(Saved entries)
= = = = = = =

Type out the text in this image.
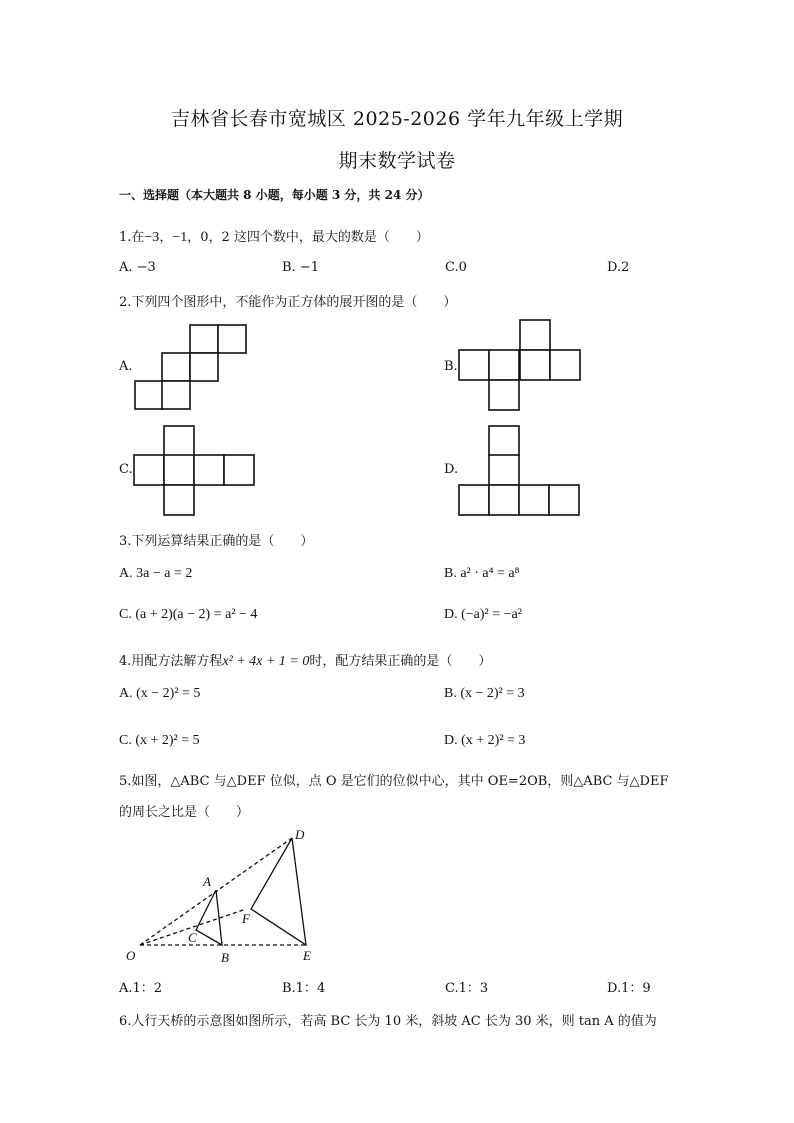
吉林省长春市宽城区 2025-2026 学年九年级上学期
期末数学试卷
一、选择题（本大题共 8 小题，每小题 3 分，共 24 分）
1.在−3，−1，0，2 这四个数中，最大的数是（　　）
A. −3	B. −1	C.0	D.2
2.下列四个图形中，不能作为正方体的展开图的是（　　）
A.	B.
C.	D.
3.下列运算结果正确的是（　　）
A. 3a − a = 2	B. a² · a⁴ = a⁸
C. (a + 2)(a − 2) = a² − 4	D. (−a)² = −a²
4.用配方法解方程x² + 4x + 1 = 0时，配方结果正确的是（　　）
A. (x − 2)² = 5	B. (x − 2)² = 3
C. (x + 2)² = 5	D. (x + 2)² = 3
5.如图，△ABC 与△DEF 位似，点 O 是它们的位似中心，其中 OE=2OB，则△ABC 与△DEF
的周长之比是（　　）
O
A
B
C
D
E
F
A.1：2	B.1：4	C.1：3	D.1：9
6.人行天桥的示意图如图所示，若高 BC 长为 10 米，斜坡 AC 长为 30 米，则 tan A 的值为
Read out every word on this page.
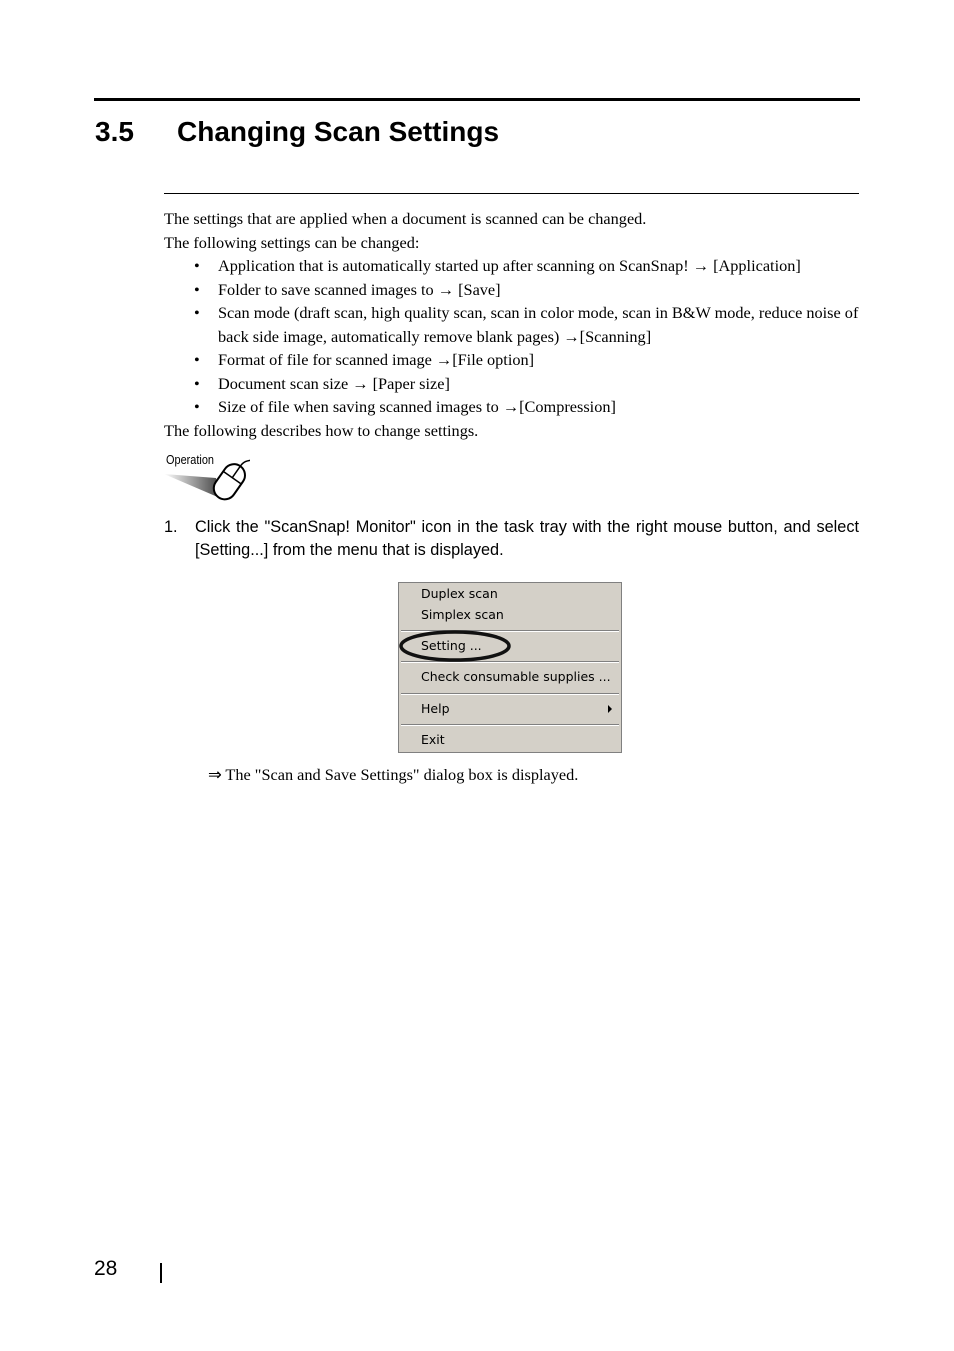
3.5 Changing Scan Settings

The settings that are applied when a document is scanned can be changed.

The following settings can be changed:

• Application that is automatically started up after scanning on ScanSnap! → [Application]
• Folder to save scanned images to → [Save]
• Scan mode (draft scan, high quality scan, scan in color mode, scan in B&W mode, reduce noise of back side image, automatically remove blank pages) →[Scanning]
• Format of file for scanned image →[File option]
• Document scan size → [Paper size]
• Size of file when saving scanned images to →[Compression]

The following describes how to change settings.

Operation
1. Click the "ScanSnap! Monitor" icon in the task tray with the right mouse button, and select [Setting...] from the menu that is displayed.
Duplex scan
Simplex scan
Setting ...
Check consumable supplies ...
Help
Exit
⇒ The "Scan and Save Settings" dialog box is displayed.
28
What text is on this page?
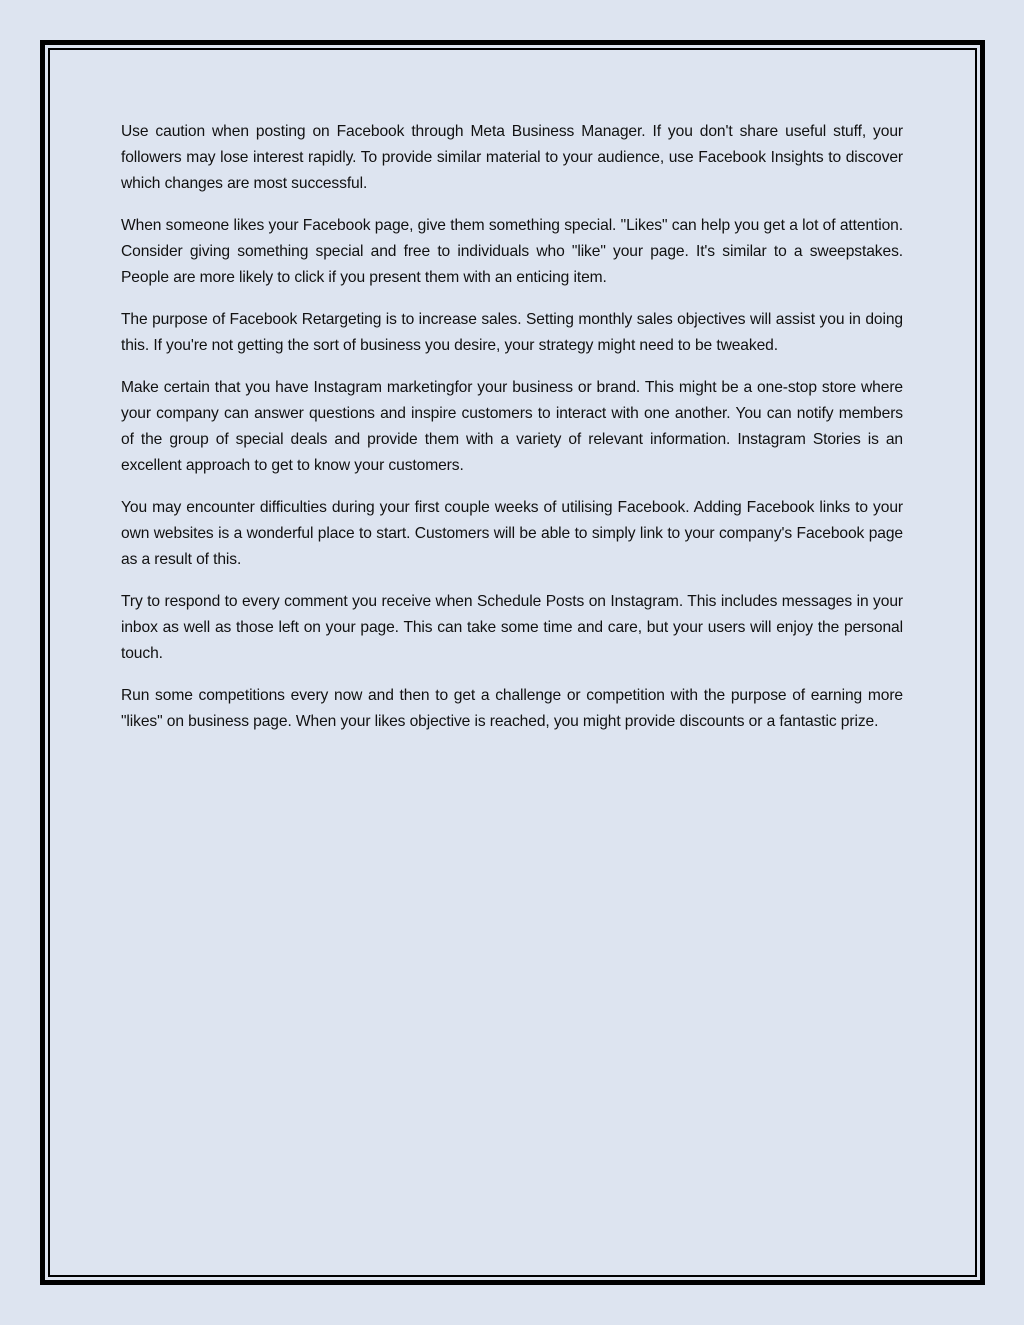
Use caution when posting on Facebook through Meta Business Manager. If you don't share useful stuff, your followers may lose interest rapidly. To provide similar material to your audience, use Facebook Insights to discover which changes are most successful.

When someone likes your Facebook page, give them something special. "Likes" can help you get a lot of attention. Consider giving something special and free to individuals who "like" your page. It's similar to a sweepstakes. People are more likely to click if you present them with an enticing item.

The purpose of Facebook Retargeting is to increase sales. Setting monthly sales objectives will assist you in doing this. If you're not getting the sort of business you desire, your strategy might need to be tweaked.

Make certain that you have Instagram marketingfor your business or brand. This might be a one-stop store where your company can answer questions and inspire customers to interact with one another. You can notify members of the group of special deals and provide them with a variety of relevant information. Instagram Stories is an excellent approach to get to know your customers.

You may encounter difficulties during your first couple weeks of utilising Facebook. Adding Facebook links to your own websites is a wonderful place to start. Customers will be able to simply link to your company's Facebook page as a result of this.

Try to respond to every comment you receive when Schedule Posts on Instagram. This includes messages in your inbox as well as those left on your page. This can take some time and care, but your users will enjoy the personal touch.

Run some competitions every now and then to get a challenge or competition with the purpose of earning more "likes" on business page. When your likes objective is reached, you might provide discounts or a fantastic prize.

= = = = = = =

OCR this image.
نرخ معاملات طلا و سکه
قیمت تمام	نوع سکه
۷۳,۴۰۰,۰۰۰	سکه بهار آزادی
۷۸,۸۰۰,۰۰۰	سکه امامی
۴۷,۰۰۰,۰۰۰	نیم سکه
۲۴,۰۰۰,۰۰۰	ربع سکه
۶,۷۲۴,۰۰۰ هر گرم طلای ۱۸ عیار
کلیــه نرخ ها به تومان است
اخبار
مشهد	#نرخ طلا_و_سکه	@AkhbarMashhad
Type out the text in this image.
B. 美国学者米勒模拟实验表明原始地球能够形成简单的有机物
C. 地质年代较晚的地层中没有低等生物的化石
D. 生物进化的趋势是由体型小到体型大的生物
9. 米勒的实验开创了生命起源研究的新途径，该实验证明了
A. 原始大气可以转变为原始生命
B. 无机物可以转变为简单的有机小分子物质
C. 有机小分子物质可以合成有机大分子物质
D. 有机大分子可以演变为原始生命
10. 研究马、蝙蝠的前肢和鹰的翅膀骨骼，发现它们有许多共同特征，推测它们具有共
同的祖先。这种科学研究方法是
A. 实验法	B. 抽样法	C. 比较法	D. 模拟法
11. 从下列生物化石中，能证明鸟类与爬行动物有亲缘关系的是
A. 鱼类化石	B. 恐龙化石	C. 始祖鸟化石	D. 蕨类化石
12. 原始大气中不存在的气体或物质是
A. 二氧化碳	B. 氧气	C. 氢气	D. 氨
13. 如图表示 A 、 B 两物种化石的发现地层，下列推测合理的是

= = = = = = =

# [INSTRUCTIONS TO FOLLOW]
Reply with the number of lines in the material above that contain "likes", and nothing more.

# [TASK OUTPUT]
2